= AIM =
Find the line that contains "Convert this screenshot" in the entries below. Output it and each later line exactly, and nothing else.

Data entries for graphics
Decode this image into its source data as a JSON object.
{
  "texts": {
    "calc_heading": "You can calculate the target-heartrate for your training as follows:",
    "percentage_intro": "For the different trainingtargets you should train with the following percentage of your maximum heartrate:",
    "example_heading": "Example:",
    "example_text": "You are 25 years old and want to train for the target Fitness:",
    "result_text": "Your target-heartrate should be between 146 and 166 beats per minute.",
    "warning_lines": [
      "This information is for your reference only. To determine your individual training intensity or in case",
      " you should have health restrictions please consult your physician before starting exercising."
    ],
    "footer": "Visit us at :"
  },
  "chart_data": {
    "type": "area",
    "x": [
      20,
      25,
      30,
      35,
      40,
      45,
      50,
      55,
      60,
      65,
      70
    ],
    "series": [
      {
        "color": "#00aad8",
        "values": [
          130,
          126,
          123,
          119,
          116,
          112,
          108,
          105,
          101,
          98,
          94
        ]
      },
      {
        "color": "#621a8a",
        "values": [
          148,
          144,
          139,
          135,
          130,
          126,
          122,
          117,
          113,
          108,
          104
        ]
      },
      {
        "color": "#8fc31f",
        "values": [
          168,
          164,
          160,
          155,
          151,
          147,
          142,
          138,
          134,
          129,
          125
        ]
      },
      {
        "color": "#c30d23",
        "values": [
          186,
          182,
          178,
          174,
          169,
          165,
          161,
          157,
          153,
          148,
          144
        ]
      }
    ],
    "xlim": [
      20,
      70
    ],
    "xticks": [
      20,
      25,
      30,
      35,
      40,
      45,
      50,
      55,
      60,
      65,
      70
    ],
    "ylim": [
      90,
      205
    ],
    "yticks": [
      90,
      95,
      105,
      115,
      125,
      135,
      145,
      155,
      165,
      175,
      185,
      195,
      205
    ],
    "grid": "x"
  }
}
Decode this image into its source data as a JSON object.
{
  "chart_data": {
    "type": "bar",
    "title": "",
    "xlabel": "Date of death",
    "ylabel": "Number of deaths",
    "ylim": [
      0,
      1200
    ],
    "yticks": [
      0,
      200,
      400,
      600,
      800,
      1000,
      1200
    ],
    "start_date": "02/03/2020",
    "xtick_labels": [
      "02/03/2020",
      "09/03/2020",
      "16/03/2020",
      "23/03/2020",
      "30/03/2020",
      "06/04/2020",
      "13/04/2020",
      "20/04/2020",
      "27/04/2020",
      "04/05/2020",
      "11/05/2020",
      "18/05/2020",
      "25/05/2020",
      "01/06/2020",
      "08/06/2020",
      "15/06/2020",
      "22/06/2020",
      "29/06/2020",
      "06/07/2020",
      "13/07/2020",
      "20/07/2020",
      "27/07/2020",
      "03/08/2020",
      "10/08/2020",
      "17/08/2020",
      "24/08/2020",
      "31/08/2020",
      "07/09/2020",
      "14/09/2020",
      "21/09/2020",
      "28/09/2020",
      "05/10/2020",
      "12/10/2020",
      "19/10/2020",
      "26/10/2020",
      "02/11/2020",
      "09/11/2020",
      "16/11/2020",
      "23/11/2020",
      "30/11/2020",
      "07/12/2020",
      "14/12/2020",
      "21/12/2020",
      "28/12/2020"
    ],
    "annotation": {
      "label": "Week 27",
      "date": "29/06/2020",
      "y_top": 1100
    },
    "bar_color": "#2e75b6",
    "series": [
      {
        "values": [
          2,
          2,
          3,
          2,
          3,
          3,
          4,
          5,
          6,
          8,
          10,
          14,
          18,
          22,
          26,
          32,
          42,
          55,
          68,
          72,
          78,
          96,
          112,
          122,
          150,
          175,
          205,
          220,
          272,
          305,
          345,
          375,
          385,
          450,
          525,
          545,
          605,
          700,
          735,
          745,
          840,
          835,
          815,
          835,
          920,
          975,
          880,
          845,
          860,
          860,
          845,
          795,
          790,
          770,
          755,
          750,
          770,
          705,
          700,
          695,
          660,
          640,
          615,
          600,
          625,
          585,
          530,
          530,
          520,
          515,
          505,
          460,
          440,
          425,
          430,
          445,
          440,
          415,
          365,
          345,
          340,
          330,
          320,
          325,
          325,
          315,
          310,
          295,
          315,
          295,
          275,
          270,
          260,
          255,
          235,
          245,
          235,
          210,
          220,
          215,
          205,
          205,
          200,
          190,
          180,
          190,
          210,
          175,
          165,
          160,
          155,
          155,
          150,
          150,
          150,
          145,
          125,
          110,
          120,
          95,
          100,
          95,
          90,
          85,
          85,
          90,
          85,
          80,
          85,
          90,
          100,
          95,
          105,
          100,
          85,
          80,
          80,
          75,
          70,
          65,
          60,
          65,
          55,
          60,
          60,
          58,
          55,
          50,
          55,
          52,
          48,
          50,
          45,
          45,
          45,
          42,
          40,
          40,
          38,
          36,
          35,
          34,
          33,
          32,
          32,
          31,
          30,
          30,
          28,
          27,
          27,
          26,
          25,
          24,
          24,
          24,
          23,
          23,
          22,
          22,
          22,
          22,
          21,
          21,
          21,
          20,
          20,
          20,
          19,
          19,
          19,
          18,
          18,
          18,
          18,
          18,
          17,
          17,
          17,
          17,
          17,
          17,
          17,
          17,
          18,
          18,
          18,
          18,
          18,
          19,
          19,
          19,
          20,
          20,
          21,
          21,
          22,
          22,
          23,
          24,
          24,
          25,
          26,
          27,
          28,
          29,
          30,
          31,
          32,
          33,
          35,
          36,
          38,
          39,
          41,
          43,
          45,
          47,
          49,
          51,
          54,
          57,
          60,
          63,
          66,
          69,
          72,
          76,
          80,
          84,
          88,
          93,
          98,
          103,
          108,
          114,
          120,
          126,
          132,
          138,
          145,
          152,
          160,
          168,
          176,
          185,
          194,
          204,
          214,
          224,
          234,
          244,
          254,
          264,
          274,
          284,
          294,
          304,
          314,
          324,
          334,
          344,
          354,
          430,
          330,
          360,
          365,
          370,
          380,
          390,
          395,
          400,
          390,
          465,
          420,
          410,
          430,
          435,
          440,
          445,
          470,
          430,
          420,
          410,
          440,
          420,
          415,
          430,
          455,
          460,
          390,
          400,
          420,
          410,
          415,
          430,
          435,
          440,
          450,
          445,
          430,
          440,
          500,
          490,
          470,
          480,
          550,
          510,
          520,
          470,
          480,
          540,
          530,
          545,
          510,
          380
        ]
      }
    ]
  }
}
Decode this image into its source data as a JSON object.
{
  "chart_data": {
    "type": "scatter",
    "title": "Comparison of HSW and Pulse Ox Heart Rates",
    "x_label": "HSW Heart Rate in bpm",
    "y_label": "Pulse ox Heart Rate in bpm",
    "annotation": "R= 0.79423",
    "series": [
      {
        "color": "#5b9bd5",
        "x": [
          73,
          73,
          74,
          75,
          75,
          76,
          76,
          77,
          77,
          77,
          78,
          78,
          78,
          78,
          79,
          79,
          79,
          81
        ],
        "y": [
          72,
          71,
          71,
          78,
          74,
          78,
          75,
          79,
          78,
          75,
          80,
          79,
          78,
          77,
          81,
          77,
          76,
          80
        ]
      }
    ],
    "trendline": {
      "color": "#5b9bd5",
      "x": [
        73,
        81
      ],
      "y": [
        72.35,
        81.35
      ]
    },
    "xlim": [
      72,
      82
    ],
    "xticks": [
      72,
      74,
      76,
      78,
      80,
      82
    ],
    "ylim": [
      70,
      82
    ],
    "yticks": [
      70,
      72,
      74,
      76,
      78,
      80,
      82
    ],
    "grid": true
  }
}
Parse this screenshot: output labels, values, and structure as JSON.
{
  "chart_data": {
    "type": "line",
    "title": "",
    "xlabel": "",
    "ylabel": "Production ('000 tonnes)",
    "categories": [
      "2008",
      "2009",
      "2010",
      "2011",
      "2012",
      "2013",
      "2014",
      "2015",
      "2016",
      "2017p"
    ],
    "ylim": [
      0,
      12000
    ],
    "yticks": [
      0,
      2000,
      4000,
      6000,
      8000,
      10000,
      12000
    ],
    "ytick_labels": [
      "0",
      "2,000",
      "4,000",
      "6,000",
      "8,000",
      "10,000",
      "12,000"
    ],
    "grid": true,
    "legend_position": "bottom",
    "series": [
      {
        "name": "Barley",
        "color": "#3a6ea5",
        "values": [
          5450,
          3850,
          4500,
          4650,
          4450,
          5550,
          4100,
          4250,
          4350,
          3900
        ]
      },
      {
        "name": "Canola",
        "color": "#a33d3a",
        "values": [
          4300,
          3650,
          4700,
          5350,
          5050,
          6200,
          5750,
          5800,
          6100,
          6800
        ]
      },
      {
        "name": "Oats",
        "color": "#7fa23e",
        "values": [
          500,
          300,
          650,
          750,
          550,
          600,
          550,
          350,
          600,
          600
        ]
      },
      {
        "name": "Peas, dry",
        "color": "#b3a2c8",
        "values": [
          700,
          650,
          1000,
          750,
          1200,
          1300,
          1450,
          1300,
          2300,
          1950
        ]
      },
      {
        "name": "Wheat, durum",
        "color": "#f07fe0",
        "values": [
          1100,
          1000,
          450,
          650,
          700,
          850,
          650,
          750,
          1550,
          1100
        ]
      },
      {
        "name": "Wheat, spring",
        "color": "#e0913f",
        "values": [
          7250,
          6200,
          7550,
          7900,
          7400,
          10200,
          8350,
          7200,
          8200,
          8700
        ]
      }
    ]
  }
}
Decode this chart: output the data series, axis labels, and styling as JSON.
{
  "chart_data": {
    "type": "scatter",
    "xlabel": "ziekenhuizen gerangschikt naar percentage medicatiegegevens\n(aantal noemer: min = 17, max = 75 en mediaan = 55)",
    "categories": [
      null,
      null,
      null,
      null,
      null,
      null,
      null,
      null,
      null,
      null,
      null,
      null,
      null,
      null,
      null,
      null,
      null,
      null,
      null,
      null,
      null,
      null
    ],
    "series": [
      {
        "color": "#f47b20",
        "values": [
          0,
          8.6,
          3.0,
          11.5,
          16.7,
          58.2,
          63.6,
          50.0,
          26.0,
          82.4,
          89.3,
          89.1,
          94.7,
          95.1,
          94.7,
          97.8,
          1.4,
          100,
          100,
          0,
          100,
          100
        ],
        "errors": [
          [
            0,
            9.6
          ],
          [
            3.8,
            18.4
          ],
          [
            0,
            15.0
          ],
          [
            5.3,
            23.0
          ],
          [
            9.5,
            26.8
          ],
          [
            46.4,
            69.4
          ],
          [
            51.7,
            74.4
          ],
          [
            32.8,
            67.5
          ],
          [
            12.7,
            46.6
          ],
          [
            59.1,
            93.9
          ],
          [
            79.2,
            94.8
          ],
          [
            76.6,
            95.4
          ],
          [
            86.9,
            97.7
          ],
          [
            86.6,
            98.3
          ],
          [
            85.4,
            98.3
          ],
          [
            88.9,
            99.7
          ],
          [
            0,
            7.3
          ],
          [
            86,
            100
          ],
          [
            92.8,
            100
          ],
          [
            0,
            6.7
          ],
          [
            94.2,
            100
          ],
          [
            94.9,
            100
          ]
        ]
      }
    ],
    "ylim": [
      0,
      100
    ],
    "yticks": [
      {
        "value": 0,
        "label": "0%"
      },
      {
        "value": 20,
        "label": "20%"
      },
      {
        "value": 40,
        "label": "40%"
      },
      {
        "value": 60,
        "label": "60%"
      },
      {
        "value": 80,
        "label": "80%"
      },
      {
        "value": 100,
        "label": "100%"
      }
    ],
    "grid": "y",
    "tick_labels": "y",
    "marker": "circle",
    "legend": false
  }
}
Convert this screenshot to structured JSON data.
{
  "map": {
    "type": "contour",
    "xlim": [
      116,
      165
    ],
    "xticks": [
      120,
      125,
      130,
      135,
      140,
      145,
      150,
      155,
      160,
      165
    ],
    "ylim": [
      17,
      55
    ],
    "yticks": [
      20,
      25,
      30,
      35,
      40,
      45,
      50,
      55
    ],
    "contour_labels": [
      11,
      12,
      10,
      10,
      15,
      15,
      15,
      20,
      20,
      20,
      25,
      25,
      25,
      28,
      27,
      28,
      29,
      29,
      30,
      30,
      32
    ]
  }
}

= SOLVED EXERCISE =
Convert this screenshot to structured JSON data.
{
  "map": {
    "type": "contour",
    "xlim": [
      116,
      165
    ],
    "xticks": [
      120,
      125,
      130,
      135,
      140,
      145,
      150,
      155,
      160,
      165
    ],
    "ylim": [
      17,
      55
    ],
    "yticks": [
      20,
      25,
      30,
      35,
      40,
      45,
      50,
      55
    ],
    "contour_labels": [
      11,
      12,
      10,
      10,
      15,
      15,
      15,
      20,
      20,
      20,
      25,
      25,
      25,
      28,
      27,
      28,
      29,
      29,
      30,
      30,
      32
    ]
  }
}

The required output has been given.